PROBLEM REQUIREMENTS. Read through the records below and copy each line that uses the word "Sales".
==== GIVEN DATA ====
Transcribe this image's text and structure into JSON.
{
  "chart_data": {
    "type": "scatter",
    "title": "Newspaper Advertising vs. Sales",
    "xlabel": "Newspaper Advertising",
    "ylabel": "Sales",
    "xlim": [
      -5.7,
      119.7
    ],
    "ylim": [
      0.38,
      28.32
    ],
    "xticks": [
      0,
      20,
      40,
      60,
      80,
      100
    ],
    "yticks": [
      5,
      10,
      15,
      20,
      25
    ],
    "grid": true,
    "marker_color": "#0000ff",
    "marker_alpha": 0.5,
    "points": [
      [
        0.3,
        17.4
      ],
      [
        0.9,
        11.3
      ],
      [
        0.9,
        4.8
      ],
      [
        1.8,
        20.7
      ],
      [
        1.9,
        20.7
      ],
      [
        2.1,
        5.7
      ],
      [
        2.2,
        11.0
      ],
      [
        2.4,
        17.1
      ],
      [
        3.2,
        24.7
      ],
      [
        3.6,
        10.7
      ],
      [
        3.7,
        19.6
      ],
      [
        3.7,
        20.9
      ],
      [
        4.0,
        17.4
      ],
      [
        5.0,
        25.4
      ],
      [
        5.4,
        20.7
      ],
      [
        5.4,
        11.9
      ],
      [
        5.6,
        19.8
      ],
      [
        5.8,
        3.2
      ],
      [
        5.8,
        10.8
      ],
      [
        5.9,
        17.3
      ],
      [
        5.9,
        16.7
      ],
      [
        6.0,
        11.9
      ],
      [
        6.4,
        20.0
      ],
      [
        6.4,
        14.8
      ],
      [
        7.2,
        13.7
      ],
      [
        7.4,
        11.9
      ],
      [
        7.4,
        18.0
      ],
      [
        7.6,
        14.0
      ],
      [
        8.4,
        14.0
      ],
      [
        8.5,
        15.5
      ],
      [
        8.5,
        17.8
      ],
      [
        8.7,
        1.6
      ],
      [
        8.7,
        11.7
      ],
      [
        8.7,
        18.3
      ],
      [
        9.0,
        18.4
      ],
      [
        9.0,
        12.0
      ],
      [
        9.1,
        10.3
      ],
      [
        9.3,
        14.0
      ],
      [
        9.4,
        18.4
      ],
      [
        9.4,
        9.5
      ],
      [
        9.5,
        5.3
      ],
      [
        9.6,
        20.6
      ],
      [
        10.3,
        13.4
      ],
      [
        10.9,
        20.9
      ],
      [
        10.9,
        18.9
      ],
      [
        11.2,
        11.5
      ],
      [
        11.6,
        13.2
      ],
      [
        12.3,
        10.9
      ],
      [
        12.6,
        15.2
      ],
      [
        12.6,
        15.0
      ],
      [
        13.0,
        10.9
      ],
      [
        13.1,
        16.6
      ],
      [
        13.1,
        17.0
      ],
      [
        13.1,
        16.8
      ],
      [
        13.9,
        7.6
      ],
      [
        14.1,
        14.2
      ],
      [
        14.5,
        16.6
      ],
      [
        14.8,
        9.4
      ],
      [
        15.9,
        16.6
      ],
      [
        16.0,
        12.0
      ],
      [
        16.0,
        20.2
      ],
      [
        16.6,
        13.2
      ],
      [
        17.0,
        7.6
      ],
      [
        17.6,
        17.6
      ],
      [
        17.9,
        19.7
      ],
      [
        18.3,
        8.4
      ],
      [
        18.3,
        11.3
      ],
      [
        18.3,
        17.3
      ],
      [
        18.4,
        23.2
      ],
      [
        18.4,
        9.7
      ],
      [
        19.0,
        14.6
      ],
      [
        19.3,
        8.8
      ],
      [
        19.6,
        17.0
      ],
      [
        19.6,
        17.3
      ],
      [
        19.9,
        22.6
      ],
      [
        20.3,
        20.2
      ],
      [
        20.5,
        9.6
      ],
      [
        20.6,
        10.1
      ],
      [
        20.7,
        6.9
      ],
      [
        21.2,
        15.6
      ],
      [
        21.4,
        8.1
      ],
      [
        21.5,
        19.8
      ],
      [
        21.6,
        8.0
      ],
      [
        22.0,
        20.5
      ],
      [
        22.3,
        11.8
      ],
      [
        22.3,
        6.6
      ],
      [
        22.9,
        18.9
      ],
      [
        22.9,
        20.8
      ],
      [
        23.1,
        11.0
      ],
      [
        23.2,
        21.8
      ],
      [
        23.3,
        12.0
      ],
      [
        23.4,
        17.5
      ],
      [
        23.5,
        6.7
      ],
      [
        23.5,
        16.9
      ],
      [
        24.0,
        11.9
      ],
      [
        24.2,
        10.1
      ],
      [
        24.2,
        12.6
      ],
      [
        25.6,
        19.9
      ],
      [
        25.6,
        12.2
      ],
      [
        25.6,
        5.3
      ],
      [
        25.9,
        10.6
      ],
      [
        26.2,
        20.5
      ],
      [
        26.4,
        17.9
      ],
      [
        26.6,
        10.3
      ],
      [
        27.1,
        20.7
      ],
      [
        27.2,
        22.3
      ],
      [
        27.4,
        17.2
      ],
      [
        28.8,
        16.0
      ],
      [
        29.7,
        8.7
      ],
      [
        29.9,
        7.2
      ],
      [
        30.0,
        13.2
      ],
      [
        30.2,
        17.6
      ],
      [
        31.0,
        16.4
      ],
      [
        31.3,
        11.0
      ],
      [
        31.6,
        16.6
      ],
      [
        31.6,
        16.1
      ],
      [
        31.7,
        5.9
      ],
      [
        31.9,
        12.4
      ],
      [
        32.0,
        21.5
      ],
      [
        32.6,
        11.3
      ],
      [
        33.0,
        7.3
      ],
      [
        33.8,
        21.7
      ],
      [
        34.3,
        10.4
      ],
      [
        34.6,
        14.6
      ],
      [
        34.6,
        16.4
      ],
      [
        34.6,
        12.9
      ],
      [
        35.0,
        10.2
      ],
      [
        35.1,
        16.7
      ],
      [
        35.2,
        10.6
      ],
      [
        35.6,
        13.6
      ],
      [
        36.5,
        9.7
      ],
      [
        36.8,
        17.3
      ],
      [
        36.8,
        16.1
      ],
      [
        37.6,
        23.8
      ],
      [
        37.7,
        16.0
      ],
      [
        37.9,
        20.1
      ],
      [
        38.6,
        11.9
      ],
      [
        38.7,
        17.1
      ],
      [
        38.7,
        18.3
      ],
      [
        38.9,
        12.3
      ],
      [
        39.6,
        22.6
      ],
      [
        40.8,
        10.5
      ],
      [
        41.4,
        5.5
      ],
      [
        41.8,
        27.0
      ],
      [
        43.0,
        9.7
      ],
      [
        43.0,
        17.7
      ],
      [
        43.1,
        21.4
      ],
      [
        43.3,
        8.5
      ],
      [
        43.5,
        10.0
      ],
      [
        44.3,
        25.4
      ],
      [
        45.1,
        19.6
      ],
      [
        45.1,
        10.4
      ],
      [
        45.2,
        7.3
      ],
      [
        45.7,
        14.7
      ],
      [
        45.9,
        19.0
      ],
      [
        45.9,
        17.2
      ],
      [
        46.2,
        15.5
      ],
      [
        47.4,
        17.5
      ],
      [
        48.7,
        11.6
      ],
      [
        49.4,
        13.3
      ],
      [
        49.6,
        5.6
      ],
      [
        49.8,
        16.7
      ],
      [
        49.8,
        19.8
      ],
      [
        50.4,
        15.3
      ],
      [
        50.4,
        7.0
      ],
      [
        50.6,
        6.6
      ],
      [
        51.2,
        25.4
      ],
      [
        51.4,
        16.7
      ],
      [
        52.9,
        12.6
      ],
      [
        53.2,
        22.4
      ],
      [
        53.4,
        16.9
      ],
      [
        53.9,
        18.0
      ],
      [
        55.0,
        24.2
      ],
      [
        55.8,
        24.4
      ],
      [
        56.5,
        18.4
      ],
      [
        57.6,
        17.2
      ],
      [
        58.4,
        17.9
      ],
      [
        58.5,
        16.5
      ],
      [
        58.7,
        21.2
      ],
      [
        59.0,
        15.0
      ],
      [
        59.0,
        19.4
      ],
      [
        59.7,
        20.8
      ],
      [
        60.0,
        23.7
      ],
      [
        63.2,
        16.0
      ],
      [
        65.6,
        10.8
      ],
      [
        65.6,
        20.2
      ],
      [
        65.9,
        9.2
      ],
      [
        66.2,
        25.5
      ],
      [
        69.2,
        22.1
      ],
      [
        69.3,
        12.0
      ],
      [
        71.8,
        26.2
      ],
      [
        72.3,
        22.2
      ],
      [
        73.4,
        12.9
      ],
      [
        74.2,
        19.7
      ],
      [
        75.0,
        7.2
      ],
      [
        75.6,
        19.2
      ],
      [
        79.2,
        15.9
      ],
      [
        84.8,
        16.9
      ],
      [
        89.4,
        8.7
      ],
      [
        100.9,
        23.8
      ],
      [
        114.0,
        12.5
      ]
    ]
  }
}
====
TASK SOLUTION.
    "title": "Newspaper Advertising vs. Sales",
    "ylabel": "Sales",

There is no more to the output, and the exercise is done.